What the task requires
Repeat every record below exactly, omitting any pictures.

-- Entries shown start --

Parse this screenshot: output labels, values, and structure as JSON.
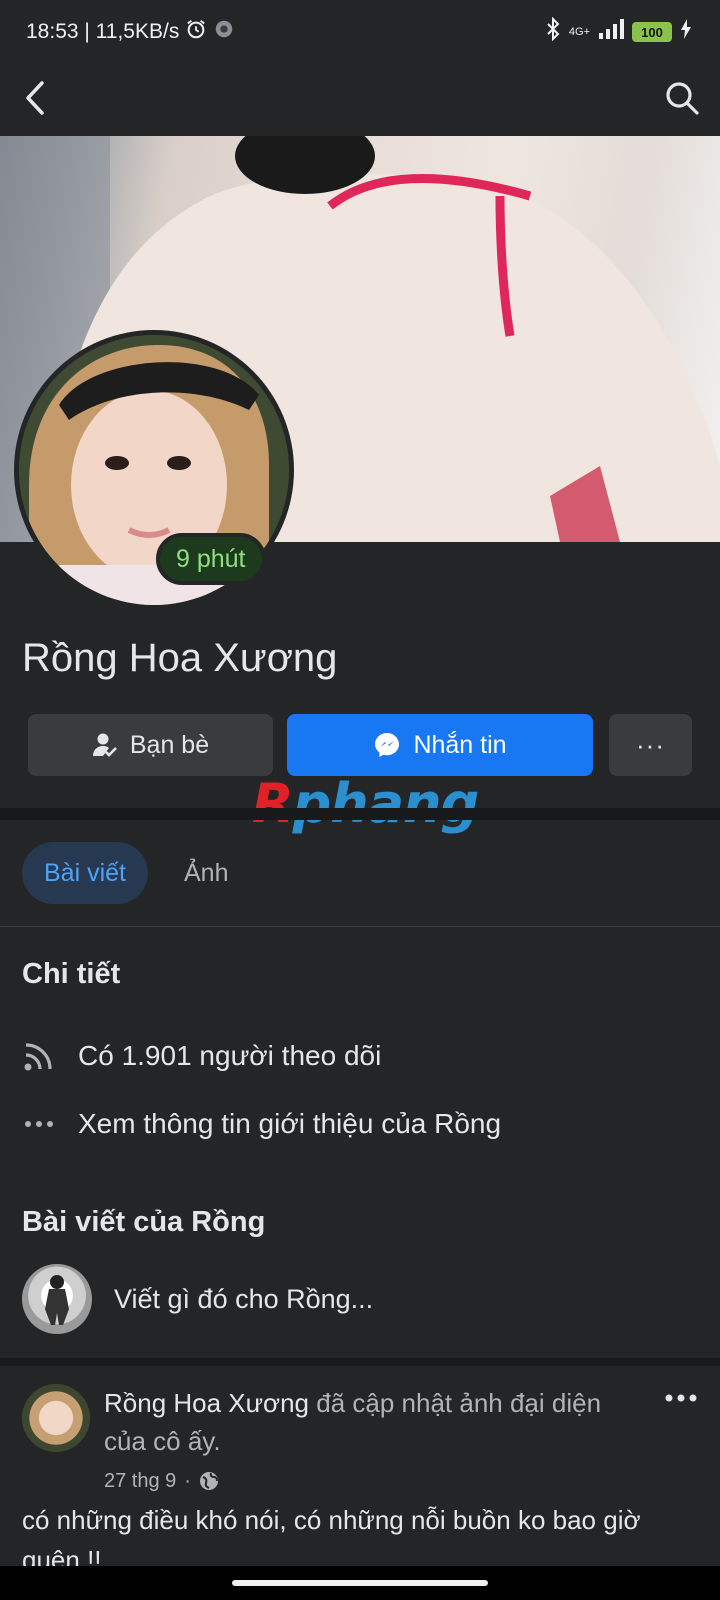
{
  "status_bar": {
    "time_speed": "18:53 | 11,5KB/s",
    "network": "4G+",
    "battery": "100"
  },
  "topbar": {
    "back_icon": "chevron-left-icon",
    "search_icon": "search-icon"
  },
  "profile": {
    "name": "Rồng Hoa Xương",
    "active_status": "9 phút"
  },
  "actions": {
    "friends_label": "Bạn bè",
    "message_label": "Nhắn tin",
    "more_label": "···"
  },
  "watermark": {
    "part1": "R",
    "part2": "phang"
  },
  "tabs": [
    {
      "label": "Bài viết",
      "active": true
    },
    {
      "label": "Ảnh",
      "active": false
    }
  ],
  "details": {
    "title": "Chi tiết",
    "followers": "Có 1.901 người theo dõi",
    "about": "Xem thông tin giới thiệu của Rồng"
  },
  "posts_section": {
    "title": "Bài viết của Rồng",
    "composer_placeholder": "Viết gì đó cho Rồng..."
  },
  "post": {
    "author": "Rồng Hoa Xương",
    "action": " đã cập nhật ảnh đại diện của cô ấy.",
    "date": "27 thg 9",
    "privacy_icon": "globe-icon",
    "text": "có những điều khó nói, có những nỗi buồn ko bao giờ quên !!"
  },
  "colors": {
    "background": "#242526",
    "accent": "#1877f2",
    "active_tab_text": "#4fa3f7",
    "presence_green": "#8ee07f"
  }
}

-- Entries shown end --

Completed exercise
Parse this screenshot: output labels, values, and structure as JSON.
{
  "status_bar": {
    "time_speed": "18:53 | 11,5KB/s",
    "network": "4G+",
    "battery": "100"
  },
  "topbar": {
    "back_icon": "chevron-left-icon",
    "search_icon": "search-icon"
  },
  "profile": {
    "name": "Rồng Hoa Xương",
    "active_status": "9 phút"
  },
  "actions": {
    "friends_label": "Bạn bè",
    "message_label": "Nhắn tin",
    "more_label": "···"
  },
  "watermark": {
    "part1": "R",
    "part2": "phang"
  },
  "tabs": [
    {
      "label": "Bài viết",
      "active": true
    },
    {
      "label": "Ảnh",
      "active": false
    }
  ],
  "details": {
    "title": "Chi tiết",
    "followers": "Có 1.901 người theo dõi",
    "about": "Xem thông tin giới thiệu của Rồng"
  },
  "posts_section": {
    "title": "Bài viết của Rồng",
    "composer_placeholder": "Viết gì đó cho Rồng..."
  },
  "post": {
    "author": "Rồng Hoa Xương",
    "action": " đã cập nhật ảnh đại diện của cô ấy.",
    "date": "27 thg 9",
    "privacy_icon": "globe-icon",
    "text": "có những điều khó nói, có những nỗi buồn ko bao giờ quên !!"
  },
  "colors": {
    "background": "#242526",
    "accent": "#1877f2",
    "active_tab_text": "#4fa3f7",
    "presence_green": "#8ee07f"
  }
}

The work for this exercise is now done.